◆ Given task: Set out every line bearing the string "ylabel".

Start of Input data

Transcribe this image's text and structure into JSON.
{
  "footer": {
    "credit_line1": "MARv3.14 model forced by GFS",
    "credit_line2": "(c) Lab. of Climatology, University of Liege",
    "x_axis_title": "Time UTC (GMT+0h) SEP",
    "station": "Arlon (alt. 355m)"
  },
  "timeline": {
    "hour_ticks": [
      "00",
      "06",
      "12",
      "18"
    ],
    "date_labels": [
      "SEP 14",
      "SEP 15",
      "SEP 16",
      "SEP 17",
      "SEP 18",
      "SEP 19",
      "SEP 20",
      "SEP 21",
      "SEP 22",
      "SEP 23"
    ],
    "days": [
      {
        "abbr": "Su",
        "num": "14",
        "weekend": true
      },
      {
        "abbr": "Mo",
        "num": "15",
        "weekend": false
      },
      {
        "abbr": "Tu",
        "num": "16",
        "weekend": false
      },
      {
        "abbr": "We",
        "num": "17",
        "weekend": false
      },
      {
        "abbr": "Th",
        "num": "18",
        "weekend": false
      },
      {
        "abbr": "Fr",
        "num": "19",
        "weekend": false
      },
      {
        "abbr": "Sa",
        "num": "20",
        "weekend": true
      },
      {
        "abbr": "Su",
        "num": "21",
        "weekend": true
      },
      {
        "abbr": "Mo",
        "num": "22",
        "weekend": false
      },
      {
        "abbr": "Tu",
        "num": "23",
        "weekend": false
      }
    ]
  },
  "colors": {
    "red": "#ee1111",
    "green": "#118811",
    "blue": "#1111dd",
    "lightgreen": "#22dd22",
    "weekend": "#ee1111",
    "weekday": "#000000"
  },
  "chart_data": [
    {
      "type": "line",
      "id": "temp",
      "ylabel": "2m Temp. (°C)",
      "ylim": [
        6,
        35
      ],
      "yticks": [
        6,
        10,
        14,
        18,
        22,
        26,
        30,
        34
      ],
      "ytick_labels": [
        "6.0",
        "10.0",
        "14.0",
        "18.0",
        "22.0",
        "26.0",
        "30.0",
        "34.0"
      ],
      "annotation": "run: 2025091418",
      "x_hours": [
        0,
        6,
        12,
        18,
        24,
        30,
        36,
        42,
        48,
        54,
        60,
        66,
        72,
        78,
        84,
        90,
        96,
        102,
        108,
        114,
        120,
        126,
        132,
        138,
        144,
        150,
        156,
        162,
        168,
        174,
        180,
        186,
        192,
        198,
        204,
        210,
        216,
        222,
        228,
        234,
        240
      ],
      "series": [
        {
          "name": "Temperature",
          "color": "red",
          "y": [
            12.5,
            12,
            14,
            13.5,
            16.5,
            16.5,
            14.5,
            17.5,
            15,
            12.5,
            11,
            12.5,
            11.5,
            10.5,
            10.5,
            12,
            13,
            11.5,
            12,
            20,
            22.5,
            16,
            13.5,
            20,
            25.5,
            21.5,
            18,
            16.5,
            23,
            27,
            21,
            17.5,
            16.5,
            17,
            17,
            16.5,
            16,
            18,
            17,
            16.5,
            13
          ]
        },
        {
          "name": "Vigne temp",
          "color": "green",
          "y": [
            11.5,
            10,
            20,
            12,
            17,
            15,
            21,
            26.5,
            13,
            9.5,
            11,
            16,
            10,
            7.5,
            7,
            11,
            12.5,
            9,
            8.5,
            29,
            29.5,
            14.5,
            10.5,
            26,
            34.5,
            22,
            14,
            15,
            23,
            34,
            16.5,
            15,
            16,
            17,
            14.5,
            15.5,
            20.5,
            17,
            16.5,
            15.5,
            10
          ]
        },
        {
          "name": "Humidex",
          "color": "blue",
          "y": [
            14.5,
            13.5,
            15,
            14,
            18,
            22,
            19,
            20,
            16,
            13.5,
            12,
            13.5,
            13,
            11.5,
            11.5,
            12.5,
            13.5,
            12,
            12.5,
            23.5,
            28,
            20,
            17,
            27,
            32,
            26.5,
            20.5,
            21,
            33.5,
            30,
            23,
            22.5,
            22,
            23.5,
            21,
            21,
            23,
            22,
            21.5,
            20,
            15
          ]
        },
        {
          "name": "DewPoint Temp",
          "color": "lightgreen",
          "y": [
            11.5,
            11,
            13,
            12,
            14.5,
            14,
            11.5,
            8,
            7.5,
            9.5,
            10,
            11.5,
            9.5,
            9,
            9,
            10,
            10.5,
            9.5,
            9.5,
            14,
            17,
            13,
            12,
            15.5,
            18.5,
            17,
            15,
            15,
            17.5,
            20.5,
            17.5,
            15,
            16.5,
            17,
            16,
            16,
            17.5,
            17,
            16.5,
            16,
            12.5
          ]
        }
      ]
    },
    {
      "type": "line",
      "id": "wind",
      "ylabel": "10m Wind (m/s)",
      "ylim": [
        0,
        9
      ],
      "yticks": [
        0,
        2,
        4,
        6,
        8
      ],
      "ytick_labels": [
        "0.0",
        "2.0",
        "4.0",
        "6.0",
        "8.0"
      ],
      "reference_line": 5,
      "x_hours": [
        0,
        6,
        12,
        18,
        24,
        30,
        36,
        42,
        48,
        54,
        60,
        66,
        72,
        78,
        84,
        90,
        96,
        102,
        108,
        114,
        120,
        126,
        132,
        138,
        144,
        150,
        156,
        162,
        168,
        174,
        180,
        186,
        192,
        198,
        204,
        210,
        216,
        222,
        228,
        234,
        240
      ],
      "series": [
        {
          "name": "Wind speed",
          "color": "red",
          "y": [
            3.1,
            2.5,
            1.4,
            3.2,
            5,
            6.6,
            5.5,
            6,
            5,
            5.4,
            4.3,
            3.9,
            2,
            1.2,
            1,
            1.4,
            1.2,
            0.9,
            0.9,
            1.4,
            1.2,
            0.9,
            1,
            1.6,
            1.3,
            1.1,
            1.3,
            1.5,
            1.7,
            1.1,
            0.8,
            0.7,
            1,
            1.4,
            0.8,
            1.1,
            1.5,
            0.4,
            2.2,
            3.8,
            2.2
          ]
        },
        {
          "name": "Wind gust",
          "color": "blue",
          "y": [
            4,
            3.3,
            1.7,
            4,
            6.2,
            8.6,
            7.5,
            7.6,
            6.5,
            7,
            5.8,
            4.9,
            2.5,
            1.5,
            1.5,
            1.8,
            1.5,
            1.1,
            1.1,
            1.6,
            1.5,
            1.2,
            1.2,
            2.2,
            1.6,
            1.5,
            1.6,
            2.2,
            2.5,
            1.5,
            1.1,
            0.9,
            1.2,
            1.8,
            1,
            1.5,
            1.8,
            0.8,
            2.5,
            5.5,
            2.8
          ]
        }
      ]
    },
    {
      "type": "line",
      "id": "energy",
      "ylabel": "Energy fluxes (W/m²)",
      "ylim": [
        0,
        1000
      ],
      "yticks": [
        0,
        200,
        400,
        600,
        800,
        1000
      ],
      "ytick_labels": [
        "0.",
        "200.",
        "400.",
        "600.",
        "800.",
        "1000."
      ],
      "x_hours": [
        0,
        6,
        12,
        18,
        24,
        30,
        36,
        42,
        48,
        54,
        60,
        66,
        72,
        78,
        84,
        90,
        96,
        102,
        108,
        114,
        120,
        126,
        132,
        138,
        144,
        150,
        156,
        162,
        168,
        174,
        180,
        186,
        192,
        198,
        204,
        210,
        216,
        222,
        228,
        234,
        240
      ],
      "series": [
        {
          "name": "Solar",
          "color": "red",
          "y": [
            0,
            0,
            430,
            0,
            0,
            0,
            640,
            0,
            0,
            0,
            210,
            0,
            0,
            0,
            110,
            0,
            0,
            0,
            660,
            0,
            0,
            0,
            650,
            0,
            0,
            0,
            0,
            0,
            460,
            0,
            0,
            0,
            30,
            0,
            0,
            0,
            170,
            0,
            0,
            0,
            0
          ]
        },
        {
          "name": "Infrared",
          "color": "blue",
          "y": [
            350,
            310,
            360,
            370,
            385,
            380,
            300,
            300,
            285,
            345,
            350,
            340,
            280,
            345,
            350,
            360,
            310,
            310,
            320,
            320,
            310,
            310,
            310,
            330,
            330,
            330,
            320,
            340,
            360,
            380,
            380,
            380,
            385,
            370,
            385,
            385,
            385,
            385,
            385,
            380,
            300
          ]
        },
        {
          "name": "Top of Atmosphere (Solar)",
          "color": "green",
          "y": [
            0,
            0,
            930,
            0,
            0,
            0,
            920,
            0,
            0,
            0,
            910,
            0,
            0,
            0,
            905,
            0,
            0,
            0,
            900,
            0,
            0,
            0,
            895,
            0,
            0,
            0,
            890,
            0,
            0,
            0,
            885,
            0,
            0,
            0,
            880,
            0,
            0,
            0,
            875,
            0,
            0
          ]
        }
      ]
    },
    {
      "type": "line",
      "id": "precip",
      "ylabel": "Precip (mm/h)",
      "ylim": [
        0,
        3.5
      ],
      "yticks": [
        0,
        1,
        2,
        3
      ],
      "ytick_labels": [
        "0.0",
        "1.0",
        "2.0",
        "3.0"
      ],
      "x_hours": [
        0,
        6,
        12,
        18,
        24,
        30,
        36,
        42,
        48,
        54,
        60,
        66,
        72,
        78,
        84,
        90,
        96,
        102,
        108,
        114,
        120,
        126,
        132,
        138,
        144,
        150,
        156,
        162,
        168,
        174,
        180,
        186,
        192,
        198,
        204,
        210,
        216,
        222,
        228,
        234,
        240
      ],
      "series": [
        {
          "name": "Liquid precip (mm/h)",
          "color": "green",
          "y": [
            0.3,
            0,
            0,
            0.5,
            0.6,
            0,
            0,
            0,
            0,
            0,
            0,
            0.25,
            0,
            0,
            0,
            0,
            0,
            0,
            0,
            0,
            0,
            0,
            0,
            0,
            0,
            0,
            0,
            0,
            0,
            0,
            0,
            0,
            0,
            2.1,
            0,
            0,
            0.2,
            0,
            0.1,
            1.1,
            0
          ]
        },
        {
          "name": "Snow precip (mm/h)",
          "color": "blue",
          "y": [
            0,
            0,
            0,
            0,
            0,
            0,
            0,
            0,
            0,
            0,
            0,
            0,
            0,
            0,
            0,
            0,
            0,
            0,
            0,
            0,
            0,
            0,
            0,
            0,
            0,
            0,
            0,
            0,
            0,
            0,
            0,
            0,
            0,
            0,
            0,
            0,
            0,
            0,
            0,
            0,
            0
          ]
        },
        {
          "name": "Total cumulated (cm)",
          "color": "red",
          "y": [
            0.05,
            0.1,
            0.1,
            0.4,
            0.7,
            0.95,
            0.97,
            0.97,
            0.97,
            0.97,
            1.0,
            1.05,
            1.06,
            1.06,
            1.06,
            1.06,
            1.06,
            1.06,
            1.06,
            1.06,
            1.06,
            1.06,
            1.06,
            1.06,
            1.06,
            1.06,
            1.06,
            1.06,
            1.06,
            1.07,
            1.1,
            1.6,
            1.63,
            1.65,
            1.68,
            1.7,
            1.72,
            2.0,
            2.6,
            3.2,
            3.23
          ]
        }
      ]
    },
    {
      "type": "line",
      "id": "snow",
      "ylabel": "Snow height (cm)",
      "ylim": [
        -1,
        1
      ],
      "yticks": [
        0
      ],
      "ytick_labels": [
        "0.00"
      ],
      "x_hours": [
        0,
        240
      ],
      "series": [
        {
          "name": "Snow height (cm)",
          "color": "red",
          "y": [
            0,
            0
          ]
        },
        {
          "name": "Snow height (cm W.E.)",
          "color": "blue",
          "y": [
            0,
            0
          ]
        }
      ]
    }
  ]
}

End of Input data

◆ Response:
      "ylabel": "2m Temp. (°C)",
      "ylabel": "10m Wind (m/s)",
      "ylabel": "Energy fluxes (W/m²)",
      "ylabel": "Precip (mm/h)",
      "ylabel": "Snow height (cm)",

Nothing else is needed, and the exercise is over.